From the data that follows, copy every line holding the string "color".

◆ ◆ ◆ ◆ ◆ ◆ ◆

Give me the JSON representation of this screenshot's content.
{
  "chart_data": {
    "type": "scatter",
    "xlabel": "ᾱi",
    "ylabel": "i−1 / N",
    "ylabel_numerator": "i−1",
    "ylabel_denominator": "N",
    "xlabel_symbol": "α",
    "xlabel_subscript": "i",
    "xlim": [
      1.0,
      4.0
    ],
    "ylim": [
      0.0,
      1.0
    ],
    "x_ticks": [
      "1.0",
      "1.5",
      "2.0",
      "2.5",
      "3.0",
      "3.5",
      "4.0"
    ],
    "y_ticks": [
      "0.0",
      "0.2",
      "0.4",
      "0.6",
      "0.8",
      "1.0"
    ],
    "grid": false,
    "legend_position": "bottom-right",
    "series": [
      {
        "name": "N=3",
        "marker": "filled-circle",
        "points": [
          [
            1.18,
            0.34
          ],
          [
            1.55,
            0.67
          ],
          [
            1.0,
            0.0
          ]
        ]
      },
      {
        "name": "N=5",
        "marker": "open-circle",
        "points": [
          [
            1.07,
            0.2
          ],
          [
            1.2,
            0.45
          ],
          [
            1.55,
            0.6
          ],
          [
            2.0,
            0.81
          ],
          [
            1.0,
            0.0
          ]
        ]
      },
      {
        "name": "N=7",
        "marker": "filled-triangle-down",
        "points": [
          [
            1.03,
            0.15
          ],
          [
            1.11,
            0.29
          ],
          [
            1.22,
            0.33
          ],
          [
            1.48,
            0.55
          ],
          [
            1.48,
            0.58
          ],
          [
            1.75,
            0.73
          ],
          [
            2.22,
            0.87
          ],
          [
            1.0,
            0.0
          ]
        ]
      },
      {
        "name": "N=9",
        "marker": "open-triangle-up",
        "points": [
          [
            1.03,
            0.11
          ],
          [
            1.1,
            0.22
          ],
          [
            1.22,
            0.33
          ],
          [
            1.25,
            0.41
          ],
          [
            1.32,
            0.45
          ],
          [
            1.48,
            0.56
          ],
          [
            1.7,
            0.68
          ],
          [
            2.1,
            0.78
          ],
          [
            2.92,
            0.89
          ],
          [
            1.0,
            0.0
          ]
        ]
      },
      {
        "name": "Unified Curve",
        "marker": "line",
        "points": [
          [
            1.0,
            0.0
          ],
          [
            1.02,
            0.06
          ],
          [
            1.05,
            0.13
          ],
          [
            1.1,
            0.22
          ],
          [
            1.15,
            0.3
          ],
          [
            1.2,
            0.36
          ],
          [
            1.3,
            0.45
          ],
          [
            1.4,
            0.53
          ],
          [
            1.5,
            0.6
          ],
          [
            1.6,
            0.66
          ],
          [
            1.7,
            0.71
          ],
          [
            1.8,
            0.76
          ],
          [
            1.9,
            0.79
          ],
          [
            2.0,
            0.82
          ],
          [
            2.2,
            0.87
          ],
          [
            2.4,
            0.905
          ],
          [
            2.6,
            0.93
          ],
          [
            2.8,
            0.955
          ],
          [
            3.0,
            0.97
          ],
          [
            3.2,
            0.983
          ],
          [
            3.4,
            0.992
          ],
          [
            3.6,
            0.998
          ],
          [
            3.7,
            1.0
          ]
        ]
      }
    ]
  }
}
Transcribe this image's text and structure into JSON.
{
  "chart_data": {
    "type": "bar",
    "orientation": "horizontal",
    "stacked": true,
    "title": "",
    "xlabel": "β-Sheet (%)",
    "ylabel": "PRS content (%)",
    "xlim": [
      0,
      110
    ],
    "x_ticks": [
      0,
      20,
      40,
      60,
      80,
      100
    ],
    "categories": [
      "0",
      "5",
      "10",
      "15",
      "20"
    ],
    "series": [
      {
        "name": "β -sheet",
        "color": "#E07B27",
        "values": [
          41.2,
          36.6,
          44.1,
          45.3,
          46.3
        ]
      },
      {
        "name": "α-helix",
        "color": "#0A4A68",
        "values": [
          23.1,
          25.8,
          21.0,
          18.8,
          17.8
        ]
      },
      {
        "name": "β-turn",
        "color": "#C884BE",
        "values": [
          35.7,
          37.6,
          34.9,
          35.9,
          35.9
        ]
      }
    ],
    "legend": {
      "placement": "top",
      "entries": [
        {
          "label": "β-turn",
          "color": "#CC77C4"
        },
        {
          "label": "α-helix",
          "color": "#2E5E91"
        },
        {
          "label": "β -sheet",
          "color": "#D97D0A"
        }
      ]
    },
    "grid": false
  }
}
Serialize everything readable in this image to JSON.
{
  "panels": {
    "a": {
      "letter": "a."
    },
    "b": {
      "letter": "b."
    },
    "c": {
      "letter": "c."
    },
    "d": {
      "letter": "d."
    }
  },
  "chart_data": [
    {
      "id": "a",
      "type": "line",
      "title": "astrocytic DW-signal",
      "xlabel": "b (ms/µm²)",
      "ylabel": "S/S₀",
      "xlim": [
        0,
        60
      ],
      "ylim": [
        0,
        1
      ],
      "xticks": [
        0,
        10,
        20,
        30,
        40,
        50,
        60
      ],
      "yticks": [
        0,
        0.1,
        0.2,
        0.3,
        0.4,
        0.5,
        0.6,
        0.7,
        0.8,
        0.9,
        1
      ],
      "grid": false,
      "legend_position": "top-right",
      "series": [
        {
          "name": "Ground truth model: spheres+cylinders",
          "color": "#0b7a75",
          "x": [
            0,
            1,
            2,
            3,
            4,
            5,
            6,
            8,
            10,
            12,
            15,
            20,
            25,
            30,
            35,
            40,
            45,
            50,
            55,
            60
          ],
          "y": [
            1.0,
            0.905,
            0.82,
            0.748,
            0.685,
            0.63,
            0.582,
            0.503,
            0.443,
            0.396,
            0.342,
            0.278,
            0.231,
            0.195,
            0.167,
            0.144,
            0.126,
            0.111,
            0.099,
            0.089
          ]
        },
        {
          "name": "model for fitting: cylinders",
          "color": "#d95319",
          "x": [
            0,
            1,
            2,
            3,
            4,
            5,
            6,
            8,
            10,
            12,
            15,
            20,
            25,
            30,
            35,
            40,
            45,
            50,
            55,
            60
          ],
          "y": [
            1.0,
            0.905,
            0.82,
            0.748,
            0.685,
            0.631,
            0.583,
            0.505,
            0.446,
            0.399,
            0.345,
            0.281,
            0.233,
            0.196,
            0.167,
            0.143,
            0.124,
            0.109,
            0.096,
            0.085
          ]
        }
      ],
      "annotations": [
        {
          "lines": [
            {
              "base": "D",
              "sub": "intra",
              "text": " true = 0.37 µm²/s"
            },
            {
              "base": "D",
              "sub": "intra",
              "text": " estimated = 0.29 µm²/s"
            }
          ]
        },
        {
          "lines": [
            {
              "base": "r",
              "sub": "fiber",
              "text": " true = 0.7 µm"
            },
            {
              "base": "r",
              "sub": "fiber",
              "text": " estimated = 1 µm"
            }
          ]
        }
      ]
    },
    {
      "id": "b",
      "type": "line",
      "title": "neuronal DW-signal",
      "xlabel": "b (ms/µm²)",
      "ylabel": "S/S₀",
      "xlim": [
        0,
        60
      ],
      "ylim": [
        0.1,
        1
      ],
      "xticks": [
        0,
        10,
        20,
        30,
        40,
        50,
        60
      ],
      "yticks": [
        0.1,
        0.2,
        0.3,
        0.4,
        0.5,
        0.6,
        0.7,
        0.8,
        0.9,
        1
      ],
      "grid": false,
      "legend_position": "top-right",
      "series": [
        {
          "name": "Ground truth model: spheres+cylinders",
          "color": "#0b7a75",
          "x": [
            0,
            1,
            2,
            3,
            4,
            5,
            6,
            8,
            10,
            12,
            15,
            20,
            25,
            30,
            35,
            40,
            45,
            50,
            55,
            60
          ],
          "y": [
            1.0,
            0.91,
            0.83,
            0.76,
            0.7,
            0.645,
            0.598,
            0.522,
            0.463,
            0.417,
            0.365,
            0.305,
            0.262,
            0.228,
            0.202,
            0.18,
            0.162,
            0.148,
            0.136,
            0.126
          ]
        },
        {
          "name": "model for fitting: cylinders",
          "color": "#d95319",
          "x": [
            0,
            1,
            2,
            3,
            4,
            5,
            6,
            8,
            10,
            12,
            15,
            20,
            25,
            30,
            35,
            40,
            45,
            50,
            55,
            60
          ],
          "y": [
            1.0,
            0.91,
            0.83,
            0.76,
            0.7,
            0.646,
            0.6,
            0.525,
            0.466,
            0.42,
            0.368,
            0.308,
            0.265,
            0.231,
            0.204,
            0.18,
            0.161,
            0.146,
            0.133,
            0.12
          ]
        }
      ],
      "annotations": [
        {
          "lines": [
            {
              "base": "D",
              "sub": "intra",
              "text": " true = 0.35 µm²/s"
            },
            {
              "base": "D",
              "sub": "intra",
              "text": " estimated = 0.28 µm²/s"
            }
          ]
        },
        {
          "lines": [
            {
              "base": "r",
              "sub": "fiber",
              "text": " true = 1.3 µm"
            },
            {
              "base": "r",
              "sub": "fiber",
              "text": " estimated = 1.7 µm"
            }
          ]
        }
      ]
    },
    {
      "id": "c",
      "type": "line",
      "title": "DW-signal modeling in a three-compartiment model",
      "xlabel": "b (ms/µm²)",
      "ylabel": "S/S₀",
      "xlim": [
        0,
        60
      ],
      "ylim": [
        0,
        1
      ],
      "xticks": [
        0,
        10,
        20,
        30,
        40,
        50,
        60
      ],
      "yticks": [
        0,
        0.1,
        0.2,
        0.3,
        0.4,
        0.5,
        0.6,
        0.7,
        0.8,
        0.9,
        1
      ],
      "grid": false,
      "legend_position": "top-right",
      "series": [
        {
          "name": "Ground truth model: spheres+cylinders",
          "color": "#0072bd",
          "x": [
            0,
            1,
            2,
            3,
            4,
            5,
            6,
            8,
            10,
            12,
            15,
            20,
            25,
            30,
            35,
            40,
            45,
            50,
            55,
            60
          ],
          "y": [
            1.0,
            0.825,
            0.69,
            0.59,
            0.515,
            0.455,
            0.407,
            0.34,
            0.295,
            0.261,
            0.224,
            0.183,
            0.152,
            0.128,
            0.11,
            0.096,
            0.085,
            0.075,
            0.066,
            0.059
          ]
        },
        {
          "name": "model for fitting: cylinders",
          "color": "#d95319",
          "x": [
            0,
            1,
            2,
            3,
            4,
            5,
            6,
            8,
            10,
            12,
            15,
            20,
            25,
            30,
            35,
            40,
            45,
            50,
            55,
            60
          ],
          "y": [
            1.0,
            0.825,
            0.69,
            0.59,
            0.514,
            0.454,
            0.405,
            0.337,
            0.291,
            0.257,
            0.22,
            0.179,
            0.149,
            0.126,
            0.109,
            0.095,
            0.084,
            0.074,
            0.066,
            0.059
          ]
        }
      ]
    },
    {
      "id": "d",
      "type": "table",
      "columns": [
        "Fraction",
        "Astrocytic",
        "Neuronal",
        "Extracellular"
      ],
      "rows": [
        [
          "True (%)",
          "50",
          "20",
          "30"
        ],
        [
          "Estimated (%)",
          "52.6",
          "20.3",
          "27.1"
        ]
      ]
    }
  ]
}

◆ ◆ ◆ ◆ ◆ ◆ ◆

> **RESULT OF THE EXERCISE**
        "color": "#E07B27",
        "color": "#0A4A68",
        "color": "#C884BE",
          "color": "#CC77C4"
          "color": "#2E5E91"
          "color": "#D97D0A"
          "color": "#0b7a75",
          "color": "#d95319",
          "color": "#0b7a75",
          "color": "#d95319",
          "color": "#0072bd",
          "color": "#d95319",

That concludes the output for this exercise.